▶ [What you are asked to do]: Where a line contains the word "icon", copy that line in full.

(Data records)
⁂

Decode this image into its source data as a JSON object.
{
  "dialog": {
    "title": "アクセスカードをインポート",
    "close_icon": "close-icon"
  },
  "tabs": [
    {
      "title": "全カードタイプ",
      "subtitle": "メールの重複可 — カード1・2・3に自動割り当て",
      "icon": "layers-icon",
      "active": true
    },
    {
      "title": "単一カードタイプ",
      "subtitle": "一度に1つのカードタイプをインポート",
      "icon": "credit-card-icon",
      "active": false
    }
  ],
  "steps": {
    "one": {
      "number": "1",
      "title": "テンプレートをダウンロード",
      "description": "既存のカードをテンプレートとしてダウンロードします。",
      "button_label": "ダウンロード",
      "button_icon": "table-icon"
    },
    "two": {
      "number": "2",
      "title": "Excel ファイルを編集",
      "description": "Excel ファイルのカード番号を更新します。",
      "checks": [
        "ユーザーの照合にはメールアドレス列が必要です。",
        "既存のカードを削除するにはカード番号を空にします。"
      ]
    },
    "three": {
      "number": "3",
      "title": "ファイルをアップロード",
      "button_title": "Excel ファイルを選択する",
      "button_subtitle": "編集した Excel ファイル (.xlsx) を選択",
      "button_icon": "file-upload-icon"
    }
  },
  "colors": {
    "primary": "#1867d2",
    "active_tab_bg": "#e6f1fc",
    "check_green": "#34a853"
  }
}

⁂

▶ [Reply to the exercise]:
    "close_icon": "close-icon"
      "icon": "layers-icon",
      "icon": "credit-card-icon",
      "button_icon": "table-icon"
      "button_icon": "file-upload-icon"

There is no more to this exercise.